-- WHAT YOU ARE ASKED TO DO --
Pull out every line containing the string "области".
══ INPUT ══
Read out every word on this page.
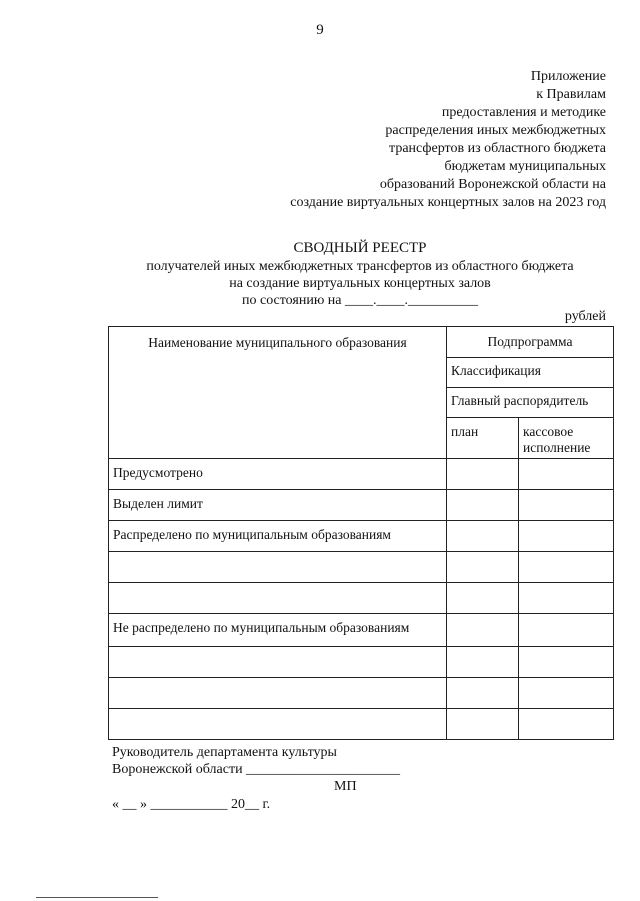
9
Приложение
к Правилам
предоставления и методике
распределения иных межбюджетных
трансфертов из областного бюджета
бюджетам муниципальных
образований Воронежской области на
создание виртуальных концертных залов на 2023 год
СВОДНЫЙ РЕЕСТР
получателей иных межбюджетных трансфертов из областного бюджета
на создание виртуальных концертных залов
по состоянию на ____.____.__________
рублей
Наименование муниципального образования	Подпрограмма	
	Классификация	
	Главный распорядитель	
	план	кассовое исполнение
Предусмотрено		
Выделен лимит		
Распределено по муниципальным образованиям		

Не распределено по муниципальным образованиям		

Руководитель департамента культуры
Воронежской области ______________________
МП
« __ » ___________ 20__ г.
═══
══ INPUT ══
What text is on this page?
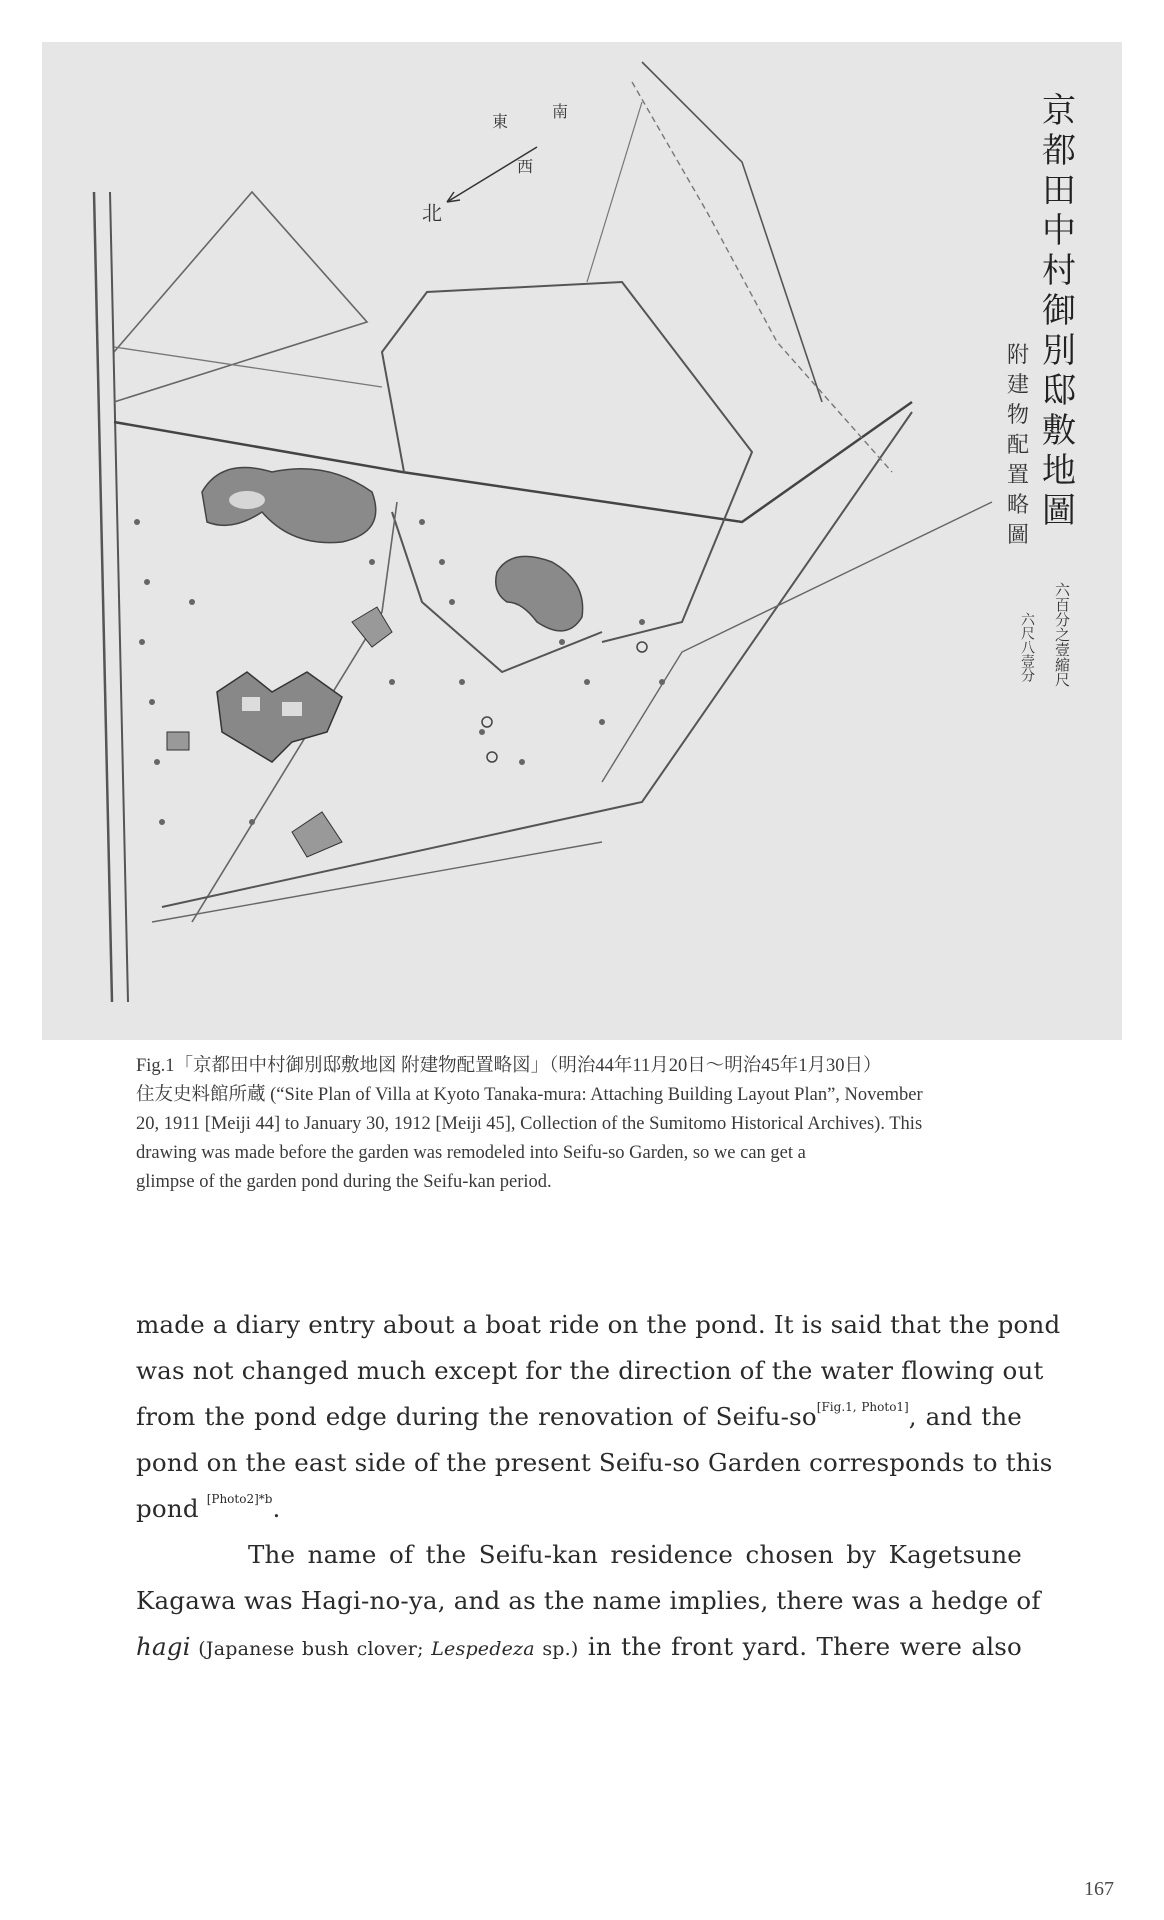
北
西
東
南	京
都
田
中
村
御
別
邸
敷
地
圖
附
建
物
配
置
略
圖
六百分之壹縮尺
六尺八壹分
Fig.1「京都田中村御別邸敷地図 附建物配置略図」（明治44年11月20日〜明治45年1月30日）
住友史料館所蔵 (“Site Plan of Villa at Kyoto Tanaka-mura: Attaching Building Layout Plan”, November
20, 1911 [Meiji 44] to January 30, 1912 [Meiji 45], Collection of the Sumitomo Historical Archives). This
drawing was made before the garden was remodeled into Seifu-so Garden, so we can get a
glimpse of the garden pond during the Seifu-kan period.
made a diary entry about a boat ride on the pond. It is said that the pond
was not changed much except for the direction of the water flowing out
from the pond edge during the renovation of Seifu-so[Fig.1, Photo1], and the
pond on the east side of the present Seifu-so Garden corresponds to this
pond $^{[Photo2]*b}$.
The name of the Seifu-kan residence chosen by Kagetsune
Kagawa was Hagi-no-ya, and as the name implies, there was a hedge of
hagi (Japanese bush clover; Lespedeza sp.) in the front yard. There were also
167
═══
══ INPUT ══
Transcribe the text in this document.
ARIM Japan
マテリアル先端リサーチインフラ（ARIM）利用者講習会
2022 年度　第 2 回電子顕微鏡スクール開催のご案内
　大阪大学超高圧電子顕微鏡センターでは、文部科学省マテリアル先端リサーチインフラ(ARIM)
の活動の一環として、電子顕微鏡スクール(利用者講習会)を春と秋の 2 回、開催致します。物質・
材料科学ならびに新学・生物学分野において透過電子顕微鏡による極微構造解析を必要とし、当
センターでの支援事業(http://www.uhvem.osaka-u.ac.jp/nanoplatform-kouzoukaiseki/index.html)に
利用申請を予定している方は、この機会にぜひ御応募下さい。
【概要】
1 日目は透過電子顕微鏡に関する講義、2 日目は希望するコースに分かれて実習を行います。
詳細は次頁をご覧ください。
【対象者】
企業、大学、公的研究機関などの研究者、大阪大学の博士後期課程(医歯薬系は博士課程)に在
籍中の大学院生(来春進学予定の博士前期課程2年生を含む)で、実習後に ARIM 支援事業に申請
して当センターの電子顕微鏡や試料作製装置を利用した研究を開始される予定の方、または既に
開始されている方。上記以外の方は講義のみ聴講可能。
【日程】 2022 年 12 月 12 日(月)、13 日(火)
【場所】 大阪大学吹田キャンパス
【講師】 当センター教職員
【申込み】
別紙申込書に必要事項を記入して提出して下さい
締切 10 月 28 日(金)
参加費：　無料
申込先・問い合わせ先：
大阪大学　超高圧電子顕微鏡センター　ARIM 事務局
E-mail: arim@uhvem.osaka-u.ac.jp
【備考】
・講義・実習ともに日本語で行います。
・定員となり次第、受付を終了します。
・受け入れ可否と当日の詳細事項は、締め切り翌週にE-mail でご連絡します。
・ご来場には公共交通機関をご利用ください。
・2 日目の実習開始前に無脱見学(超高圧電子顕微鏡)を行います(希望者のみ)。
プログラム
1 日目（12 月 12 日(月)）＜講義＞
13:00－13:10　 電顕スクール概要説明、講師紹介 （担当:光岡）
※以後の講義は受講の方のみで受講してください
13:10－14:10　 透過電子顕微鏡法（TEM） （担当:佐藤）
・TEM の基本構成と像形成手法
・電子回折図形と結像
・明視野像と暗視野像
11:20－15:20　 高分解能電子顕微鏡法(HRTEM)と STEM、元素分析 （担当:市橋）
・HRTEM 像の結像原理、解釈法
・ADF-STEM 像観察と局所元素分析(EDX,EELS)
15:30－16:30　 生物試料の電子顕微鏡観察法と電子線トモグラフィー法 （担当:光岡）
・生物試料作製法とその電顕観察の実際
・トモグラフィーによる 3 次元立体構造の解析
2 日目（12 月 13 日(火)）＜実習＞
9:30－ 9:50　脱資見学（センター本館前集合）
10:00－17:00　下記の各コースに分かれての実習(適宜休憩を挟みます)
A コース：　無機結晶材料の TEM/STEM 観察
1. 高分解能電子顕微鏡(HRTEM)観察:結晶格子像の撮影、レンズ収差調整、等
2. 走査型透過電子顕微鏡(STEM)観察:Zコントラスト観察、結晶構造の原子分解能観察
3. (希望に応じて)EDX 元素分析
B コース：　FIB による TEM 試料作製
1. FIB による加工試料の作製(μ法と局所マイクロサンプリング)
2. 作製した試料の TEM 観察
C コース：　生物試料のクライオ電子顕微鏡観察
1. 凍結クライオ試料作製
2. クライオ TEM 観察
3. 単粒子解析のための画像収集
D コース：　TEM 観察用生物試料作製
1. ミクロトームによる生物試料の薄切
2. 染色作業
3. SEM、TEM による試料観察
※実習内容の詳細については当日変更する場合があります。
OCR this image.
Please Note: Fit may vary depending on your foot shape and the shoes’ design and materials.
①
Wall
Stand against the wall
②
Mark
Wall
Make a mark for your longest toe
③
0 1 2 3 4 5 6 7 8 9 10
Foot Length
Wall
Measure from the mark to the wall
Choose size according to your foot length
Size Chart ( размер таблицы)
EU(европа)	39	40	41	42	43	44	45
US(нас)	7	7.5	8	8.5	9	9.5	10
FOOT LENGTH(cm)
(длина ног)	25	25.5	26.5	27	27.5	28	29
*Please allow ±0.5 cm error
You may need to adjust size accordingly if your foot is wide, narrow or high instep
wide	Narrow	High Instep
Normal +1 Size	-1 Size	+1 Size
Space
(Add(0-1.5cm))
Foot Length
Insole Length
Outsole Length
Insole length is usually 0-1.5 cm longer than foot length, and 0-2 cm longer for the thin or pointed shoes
═══
-- TASK SOLUTION --
образований Воронежской области на
Воронежской области ______________________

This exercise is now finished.